### Instructions for the task
Every record below is to be retyped exactly.

:: Extracted information ::

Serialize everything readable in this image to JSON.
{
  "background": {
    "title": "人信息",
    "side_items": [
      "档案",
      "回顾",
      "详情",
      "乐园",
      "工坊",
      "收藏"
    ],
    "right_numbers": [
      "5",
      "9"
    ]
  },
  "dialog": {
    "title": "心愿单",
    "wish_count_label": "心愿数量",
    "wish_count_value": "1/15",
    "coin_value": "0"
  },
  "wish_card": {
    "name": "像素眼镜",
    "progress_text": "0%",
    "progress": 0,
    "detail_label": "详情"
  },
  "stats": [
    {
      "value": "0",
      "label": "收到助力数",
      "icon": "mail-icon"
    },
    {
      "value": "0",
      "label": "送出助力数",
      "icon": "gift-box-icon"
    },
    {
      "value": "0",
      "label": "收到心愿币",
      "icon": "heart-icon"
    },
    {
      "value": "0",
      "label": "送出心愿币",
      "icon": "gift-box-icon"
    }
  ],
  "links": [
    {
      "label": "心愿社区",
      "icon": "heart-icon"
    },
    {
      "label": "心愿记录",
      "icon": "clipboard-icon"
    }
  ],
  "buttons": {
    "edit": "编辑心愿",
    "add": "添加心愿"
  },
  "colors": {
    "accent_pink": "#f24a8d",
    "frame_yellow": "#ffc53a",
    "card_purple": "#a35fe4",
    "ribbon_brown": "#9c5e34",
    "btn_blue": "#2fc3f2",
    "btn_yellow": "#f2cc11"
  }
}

:::

### Result for this exercise
Serialize everything readable in this image to JSON.
{
  "background": {
    "title": "人信息",
    "side_items": [
      "档案",
      "回顾",
      "详情",
      "乐园",
      "工坊",
      "收藏"
    ],
    "right_numbers": [
      "5",
      "9"
    ]
  },
  "dialog": {
    "title": "心愿单",
    "wish_count_label": "心愿数量",
    "wish_count_value": "1/15",
    "coin_value": "0"
  },
  "wish_card": {
    "name": "像素眼镜",
    "progress_text": "0%",
    "progress": 0,
    "detail_label": "详情"
  },
  "stats": [
    {
      "value": "0",
      "label": "收到助力数",
      "icon": "mail-icon"
    },
    {
      "value": "0",
      "label": "送出助力数",
      "icon": "gift-box-icon"
    },
    {
      "value": "0",
      "label": "收到心愿币",
      "icon": "heart-icon"
    },
    {
      "value": "0",
      "label": "送出心愿币",
      "icon": "gift-box-icon"
    }
  ],
  "links": [
    {
      "label": "心愿社区",
      "icon": "heart-icon"
    },
    {
      "label": "心愿记录",
      "icon": "clipboard-icon"
    }
  ],
  "buttons": {
    "edit": "编辑心愿",
    "add": "添加心愿"
  },
  "colors": {
    "accent_pink": "#f24a8d",
    "frame_yellow": "#ffc53a",
    "card_purple": "#a35fe4",
    "ribbon_brown": "#9c5e34",
    "btn_blue": "#2fc3f2",
    "btn_yellow": "#f2cc11"
  }
}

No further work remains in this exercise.